PROBLEM STATEMENT
Print the listing that follows, character for character.
— start DATASET —
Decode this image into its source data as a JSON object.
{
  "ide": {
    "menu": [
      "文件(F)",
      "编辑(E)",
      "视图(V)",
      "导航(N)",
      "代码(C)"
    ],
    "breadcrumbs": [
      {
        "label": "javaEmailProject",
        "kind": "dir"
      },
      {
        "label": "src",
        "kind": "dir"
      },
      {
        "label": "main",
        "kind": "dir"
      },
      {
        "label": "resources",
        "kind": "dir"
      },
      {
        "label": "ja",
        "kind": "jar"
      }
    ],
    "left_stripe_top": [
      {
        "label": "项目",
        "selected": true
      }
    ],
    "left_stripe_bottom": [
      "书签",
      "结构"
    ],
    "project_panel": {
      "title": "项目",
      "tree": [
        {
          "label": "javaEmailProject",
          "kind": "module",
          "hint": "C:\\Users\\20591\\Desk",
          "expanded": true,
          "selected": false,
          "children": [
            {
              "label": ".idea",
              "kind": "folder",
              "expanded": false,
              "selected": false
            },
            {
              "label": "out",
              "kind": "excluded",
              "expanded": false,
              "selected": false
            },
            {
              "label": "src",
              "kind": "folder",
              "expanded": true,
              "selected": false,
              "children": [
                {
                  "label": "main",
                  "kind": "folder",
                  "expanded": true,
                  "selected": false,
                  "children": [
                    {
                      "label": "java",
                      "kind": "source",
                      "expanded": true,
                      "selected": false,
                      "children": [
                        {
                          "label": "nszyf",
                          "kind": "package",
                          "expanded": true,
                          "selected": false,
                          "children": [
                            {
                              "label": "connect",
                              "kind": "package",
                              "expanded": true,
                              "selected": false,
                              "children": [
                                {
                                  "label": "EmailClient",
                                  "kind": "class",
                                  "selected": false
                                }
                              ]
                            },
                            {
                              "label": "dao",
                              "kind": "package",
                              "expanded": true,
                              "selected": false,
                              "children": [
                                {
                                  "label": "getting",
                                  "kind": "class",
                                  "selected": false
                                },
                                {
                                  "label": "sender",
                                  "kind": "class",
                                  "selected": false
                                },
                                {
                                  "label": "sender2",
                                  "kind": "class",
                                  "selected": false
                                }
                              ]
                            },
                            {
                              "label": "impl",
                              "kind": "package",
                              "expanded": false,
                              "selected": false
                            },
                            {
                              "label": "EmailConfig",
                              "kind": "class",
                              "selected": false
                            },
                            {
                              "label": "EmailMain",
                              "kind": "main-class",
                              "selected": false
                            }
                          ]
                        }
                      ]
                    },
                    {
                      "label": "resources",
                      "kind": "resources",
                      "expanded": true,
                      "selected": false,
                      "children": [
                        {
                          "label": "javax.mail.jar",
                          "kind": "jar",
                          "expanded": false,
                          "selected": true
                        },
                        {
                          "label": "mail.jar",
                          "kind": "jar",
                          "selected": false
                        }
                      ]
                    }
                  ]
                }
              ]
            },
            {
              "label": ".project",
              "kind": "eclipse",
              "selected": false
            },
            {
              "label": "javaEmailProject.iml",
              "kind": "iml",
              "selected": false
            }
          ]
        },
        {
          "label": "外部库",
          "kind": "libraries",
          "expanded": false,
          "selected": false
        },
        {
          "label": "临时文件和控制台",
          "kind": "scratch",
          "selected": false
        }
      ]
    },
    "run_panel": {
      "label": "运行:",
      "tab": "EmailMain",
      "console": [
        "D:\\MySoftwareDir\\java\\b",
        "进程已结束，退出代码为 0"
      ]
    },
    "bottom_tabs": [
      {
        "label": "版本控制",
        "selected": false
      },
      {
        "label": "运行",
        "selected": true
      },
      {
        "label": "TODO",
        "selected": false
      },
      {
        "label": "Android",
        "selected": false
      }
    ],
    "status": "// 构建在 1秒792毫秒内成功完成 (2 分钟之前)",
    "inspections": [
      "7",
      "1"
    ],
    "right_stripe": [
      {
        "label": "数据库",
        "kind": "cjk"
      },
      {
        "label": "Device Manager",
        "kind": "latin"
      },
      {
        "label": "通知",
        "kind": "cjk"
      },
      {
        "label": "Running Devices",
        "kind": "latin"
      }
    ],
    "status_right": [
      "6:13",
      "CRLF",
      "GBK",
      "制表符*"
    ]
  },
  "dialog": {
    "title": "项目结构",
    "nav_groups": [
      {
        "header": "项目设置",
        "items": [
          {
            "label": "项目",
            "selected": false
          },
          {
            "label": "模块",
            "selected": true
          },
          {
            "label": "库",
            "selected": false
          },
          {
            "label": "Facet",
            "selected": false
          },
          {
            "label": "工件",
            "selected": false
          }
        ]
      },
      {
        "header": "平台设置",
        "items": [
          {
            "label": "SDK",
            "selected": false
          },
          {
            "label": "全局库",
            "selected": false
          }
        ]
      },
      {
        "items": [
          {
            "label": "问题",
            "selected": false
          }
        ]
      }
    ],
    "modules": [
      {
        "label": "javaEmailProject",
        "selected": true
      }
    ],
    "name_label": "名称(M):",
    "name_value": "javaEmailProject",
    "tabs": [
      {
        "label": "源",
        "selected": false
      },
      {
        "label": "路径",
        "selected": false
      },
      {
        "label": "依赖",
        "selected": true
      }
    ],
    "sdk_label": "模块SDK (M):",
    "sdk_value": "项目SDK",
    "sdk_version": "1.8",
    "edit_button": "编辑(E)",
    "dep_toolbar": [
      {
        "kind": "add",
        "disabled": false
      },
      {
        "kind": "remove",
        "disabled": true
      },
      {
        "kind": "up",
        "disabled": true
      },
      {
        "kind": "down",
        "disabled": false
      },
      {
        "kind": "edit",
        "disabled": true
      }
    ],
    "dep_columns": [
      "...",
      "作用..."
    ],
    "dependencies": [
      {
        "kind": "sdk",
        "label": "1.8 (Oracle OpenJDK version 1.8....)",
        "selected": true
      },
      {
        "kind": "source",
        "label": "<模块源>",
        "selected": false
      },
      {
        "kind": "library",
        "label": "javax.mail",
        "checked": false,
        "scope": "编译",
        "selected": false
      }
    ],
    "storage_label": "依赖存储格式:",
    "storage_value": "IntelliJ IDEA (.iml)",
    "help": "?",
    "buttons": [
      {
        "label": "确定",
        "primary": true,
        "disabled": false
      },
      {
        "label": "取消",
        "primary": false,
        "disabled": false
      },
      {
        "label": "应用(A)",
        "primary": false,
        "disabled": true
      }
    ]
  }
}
— end DATASET —
FULL ANSWER
Decode this image into its source data as a JSON object.
{
  "ide": {
    "menu": [
      "文件(F)",
      "编辑(E)",
      "视图(V)",
      "导航(N)",
      "代码(C)"
    ],
    "breadcrumbs": [
      {
        "label": "javaEmailProject",
        "kind": "dir"
      },
      {
        "label": "src",
        "kind": "dir"
      },
      {
        "label": "main",
        "kind": "dir"
      },
      {
        "label": "resources",
        "kind": "dir"
      },
      {
        "label": "ja",
        "kind": "jar"
      }
    ],
    "left_stripe_top": [
      {
        "label": "项目",
        "selected": true
      }
    ],
    "left_stripe_bottom": [
      "书签",
      "结构"
    ],
    "project_panel": {
      "title": "项目",
      "tree": [
        {
          "label": "javaEmailProject",
          "kind": "module",
          "hint": "C:\\Users\\20591\\Desk",
          "expanded": true,
          "selected": false,
          "children": [
            {
              "label": ".idea",
              "kind": "folder",
              "expanded": false,
              "selected": false
            },
            {
              "label": "out",
              "kind": "excluded",
              "expanded": false,
              "selected": false
            },
            {
              "label": "src",
              "kind": "folder",
              "expanded": true,
              "selected": false,
              "children": [
                {
                  "label": "main",
                  "kind": "folder",
                  "expanded": true,
                  "selected": false,
                  "children": [
                    {
                      "label": "java",
                      "kind": "source",
                      "expanded": true,
                      "selected": false,
                      "children": [
                        {
                          "label": "nszyf",
                          "kind": "package",
                          "expanded": true,
                          "selected": false,
                          "children": [
                            {
                              "label": "connect",
                              "kind": "package",
                              "expanded": true,
                              "selected": false,
                              "children": [
                                {
                                  "label": "EmailClient",
                                  "kind": "class",
                                  "selected": false
                                }
                              ]
                            },
                            {
                              "label": "dao",
                              "kind": "package",
                              "expanded": true,
                              "selected": false,
                              "children": [
                                {
                                  "label": "getting",
                                  "kind": "class",
                                  "selected": false
                                },
                                {
                                  "label": "sender",
                                  "kind": "class",
                                  "selected": false
                                },
                                {
                                  "label": "sender2",
                                  "kind": "class",
                                  "selected": false
                                }
                              ]
                            },
                            {
                              "label": "impl",
                              "kind": "package",
                              "expanded": false,
                              "selected": false
                            },
                            {
                              "label": "EmailConfig",
                              "kind": "class",
                              "selected": false
                            },
                            {
                              "label": "EmailMain",
                              "kind": "main-class",
                              "selected": false
                            }
                          ]
                        }
                      ]
                    },
                    {
                      "label": "resources",
                      "kind": "resources",
                      "expanded": true,
                      "selected": false,
                      "children": [
                        {
                          "label": "javax.mail.jar",
                          "kind": "jar",
                          "expanded": false,
                          "selected": true
                        },
                        {
                          "label": "mail.jar",
                          "kind": "jar",
                          "selected": false
                        }
                      ]
                    }
                  ]
                }
              ]
            },
            {
              "label": ".project",
              "kind": "eclipse",
              "selected": false
            },
            {
              "label": "javaEmailProject.iml",
              "kind": "iml",
              "selected": false
            }
          ]
        },
        {
          "label": "外部库",
          "kind": "libraries",
          "expanded": false,
          "selected": false
        },
        {
          "label": "临时文件和控制台",
          "kind": "scratch",
          "selected": false
        }
      ]
    },
    "run_panel": {
      "label": "运行:",
      "tab": "EmailMain",
      "console": [
        "D:\\MySoftwareDir\\java\\b",
        "进程已结束，退出代码为 0"
      ]
    },
    "bottom_tabs": [
      {
        "label": "版本控制",
        "selected": false
      },
      {
        "label": "运行",
        "selected": true
      },
      {
        "label": "TODO",
        "selected": false
      },
      {
        "label": "Android",
        "selected": false
      }
    ],
    "status": "// 构建在 1秒792毫秒内成功完成 (2 分钟之前)",
    "inspections": [
      "7",
      "1"
    ],
    "right_stripe": [
      {
        "label": "数据库",
        "kind": "cjk"
      },
      {
        "label": "Device Manager",
        "kind": "latin"
      },
      {
        "label": "通知",
        "kind": "cjk"
      },
      {
        "label": "Running Devices",
        "kind": "latin"
      }
    ],
    "status_right": [
      "6:13",
      "CRLF",
      "GBK",
      "制表符*"
    ]
  },
  "dialog": {
    "title": "项目结构",
    "nav_groups": [
      {
        "header": "项目设置",
        "items": [
          {
            "label": "项目",
            "selected": false
          },
          {
            "label": "模块",
            "selected": true
          },
          {
            "label": "库",
            "selected": false
          },
          {
            "label": "Facet",
            "selected": false
          },
          {
            "label": "工件",
            "selected": false
          }
        ]
      },
      {
        "header": "平台设置",
        "items": [
          {
            "label": "SDK",
            "selected": false
          },
          {
            "label": "全局库",
            "selected": false
          }
        ]
      },
      {
        "items": [
          {
            "label": "问题",
            "selected": false
          }
        ]
      }
    ],
    "modules": [
      {
        "label": "javaEmailProject",
        "selected": true
      }
    ],
    "name_label": "名称(M):",
    "name_value": "javaEmailProject",
    "tabs": [
      {
        "label": "源",
        "selected": false
      },
      {
        "label": "路径",
        "selected": false
      },
      {
        "label": "依赖",
        "selected": true
      }
    ],
    "sdk_label": "模块SDK (M):",
    "sdk_value": "项目SDK",
    "sdk_version": "1.8",
    "edit_button": "编辑(E)",
    "dep_toolbar": [
      {
        "kind": "add",
        "disabled": false
      },
      {
        "kind": "remove",
        "disabled": true
      },
      {
        "kind": "up",
        "disabled": true
      },
      {
        "kind": "down",
        "disabled": false
      },
      {
        "kind": "edit",
        "disabled": true
      }
    ],
    "dep_columns": [
      "...",
      "作用..."
    ],
    "dependencies": [
      {
        "kind": "sdk",
        "label": "1.8 (Oracle OpenJDK version 1.8....)",
        "selected": true
      },
      {
        "kind": "source",
        "label": "<模块源>",
        "selected": false
      },
      {
        "kind": "library",
        "label": "javax.mail",
        "checked": false,
        "scope": "编译",
        "selected": false
      }
    ],
    "storage_label": "依赖存储格式:",
    "storage_value": "IntelliJ IDEA (.iml)",
    "help": "?",
    "buttons": [
      {
        "label": "确定",
        "primary": true,
        "disabled": false
      },
      {
        "label": "取消",
        "primary": false,
        "disabled": false
      },
      {
        "label": "应用(A)",
        "primary": false,
        "disabled": true
      }
    ]
  }
}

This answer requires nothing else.